Exercise instructions: Print the data exactly as it is given, please.

— begin —

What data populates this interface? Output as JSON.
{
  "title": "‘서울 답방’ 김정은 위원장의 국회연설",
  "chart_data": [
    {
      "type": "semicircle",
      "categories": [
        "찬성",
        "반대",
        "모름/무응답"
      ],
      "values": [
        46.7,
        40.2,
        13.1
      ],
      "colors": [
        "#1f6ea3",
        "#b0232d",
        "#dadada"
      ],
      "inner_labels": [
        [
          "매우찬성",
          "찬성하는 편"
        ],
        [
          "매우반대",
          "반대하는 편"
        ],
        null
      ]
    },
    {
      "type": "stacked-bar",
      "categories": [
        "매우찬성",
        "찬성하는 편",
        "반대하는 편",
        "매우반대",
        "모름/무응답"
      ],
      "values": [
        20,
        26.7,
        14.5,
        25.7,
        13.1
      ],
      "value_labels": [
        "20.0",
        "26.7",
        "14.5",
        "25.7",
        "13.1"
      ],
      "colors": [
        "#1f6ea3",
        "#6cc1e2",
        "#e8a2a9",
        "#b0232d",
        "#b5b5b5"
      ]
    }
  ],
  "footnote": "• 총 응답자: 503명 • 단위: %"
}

— end —

The completed task:
What data populates this interface? Output as JSON.
{
  "title": "‘서울 답방’ 김정은 위원장의 국회연설",
  "chart_data": [
    {
      "type": "semicircle",
      "categories": [
        "찬성",
        "반대",
        "모름/무응답"
      ],
      "values": [
        46.7,
        40.2,
        13.1
      ],
      "colors": [
        "#1f6ea3",
        "#b0232d",
        "#dadada"
      ],
      "inner_labels": [
        [
          "매우찬성",
          "찬성하는 편"
        ],
        [
          "매우반대",
          "반대하는 편"
        ],
        null
      ]
    },
    {
      "type": "stacked-bar",
      "categories": [
        "매우찬성",
        "찬성하는 편",
        "반대하는 편",
        "매우반대",
        "모름/무응답"
      ],
      "values": [
        20,
        26.7,
        14.5,
        25.7,
        13.1
      ],
      "value_labels": [
        "20.0",
        "26.7",
        "14.5",
        "25.7",
        "13.1"
      ],
      "colors": [
        "#1f6ea3",
        "#6cc1e2",
        "#e8a2a9",
        "#b0232d",
        "#b5b5b5"
      ]
    }
  ],
  "footnote": "• 총 응답자: 503명 • 단위: %"
}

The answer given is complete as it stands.